> GIVEN INSTRUCTION:
Return each line of the listing that contains the string "this".

> EXERCISE MATERIALS:

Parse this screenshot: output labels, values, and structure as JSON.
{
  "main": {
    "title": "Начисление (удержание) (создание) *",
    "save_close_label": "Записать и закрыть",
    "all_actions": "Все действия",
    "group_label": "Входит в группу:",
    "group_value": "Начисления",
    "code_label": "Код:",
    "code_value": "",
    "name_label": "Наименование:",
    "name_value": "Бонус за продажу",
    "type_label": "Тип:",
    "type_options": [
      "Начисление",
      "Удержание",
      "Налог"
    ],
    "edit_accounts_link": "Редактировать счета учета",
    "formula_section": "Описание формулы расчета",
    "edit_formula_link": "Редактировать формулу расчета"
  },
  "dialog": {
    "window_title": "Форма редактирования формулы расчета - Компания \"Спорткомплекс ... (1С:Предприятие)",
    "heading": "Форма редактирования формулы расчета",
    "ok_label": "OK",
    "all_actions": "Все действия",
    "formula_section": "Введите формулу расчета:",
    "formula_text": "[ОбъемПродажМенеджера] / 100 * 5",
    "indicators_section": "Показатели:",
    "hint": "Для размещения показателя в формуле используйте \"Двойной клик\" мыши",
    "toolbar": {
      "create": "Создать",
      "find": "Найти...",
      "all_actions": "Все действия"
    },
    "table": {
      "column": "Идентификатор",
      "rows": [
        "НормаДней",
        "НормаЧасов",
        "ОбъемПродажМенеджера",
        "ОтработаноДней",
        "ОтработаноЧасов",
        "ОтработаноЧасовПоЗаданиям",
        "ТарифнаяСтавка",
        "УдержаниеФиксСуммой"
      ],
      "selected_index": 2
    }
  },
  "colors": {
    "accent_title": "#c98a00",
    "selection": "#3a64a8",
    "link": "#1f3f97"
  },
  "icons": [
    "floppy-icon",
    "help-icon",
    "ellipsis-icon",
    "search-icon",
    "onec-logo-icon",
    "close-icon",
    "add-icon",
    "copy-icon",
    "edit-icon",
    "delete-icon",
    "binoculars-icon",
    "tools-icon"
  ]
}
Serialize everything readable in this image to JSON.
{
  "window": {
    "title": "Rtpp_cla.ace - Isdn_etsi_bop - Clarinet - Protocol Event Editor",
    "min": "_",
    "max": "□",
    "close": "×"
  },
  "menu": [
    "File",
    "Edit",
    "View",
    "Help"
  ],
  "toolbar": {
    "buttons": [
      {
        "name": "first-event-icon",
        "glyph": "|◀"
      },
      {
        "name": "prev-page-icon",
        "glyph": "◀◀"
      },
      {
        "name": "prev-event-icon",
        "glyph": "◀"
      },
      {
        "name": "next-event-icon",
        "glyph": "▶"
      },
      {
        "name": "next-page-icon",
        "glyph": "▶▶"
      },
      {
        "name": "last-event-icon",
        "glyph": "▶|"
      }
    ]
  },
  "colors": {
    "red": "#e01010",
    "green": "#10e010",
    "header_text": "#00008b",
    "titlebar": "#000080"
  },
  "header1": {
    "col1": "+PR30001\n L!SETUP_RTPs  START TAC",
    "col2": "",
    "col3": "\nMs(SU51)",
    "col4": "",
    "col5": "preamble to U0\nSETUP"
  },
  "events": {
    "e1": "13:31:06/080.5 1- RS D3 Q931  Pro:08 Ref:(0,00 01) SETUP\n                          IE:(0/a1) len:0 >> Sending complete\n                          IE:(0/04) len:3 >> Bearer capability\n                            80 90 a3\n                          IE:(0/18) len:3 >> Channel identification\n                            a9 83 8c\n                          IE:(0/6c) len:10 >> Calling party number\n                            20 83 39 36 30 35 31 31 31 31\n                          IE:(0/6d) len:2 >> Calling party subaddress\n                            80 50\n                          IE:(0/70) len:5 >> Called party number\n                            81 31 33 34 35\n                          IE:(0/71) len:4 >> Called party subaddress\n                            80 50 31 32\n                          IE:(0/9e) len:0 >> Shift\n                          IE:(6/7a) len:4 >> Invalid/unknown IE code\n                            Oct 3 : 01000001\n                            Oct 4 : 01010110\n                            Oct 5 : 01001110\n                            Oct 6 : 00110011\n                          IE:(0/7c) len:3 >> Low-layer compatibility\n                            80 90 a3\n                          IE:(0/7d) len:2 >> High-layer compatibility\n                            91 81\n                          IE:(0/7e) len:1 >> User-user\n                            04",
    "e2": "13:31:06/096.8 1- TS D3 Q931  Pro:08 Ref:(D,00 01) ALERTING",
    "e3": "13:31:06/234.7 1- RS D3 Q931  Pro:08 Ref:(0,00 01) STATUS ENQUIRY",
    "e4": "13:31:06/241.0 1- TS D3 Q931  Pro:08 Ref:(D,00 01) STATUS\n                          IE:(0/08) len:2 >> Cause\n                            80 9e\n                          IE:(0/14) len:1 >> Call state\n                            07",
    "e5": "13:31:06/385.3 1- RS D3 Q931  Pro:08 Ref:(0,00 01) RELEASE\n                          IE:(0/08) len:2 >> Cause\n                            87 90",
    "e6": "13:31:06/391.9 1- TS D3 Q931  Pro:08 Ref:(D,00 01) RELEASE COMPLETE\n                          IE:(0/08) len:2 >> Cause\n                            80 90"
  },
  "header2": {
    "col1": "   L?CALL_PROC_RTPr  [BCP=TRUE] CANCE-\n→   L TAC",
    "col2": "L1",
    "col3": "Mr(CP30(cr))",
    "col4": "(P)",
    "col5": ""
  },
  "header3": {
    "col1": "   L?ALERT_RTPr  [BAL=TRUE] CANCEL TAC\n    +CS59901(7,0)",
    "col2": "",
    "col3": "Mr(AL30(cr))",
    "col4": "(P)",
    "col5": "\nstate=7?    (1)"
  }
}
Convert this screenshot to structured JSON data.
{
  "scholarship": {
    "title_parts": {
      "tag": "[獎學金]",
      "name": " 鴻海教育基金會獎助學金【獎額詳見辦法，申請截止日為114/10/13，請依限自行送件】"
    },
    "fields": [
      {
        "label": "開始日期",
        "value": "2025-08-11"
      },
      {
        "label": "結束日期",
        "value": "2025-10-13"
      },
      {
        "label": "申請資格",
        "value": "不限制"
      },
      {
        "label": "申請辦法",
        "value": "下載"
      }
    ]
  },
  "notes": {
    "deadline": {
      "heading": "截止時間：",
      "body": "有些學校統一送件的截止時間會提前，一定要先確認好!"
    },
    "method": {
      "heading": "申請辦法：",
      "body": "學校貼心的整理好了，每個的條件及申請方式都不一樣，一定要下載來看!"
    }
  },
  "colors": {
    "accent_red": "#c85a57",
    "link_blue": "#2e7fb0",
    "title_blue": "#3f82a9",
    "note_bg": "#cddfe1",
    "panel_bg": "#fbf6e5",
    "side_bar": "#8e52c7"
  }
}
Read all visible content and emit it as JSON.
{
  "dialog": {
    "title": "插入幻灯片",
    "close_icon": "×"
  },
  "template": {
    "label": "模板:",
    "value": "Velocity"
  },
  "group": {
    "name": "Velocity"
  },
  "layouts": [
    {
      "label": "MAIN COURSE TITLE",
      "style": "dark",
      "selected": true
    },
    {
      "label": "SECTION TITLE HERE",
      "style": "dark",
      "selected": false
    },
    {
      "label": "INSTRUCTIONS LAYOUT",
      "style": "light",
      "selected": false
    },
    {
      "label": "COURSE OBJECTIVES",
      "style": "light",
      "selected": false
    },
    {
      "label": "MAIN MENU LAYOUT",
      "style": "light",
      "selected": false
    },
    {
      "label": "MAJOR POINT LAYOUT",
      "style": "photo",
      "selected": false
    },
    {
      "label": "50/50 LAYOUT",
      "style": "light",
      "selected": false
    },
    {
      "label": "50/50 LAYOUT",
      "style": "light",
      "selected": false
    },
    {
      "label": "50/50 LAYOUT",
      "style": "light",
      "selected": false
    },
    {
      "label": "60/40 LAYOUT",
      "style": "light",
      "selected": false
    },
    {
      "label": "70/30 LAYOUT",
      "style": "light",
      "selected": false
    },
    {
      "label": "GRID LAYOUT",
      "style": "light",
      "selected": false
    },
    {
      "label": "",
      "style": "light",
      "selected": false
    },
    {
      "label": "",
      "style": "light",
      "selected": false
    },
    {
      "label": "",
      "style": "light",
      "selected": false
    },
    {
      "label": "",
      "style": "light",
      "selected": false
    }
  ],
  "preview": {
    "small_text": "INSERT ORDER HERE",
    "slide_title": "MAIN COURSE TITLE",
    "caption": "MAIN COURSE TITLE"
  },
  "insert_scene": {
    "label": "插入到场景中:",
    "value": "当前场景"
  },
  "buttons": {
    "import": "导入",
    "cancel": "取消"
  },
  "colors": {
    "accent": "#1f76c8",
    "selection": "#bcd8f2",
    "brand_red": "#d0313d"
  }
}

> EXERCISE RESPONSE:
Parse this screenshot: output labels, values, and structure as JSON.
Serialize everything readable in this image to JSON.
Convert this screenshot to structured JSON data.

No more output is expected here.